What to work on - Collect every line of the records below that contains the word "value".

======== Provided records

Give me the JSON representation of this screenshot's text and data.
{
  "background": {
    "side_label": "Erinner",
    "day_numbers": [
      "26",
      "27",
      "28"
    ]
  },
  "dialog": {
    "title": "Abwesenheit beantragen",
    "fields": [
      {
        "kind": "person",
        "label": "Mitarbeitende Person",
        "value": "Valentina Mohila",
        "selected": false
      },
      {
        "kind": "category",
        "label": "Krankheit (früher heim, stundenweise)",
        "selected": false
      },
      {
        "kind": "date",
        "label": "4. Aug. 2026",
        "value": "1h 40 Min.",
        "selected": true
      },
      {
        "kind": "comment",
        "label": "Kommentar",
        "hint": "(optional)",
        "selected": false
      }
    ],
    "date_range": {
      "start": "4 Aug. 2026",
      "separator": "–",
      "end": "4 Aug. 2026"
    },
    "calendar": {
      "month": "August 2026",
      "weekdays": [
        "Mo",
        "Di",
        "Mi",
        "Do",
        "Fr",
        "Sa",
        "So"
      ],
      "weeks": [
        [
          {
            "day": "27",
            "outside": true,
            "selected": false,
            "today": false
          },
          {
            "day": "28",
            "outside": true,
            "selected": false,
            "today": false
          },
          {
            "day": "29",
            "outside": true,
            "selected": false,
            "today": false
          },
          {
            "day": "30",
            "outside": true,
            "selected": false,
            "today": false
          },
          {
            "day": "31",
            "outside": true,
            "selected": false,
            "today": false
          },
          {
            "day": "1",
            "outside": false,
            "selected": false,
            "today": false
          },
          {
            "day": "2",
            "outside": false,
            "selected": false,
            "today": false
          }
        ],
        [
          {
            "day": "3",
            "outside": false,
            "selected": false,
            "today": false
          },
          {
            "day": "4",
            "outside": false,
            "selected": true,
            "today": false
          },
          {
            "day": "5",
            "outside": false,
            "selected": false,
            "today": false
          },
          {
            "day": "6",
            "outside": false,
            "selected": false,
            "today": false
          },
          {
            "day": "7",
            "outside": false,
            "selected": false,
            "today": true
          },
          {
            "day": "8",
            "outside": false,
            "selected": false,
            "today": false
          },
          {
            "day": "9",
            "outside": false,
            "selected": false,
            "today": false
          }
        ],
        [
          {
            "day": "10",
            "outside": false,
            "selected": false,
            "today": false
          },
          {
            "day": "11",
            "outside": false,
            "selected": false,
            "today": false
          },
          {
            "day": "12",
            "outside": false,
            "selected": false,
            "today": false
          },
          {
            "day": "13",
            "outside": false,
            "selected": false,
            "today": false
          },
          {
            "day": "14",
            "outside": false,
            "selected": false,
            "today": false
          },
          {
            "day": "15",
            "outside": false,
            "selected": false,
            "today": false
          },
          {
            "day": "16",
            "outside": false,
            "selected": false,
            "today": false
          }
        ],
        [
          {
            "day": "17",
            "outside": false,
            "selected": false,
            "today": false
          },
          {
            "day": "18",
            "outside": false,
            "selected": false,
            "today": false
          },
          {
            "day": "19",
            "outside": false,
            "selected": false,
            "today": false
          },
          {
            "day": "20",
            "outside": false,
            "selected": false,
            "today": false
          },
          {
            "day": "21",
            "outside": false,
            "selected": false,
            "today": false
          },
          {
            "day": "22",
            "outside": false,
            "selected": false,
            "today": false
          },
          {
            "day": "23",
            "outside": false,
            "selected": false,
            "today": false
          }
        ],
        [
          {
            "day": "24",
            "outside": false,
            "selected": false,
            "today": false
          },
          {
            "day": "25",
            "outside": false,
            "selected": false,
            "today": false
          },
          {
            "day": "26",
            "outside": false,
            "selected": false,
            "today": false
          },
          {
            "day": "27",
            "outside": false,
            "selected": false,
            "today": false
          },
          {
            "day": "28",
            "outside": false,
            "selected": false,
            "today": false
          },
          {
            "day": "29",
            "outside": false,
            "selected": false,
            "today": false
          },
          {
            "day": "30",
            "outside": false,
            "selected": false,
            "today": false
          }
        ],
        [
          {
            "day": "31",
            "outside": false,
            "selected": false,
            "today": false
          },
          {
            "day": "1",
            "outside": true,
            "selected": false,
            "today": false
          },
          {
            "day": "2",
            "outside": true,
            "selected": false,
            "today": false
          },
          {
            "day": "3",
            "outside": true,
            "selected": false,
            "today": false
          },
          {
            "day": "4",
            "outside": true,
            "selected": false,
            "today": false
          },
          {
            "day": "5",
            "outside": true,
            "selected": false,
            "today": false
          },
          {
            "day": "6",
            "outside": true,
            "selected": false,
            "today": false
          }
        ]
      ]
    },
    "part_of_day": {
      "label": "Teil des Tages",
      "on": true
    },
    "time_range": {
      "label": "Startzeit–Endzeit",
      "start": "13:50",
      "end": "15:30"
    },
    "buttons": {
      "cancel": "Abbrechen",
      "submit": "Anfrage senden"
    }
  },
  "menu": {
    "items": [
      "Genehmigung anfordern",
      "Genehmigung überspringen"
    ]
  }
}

================

Reply to the exercise -
        "value": "Valentina Mohila",
        "value": "1h 40 Min.",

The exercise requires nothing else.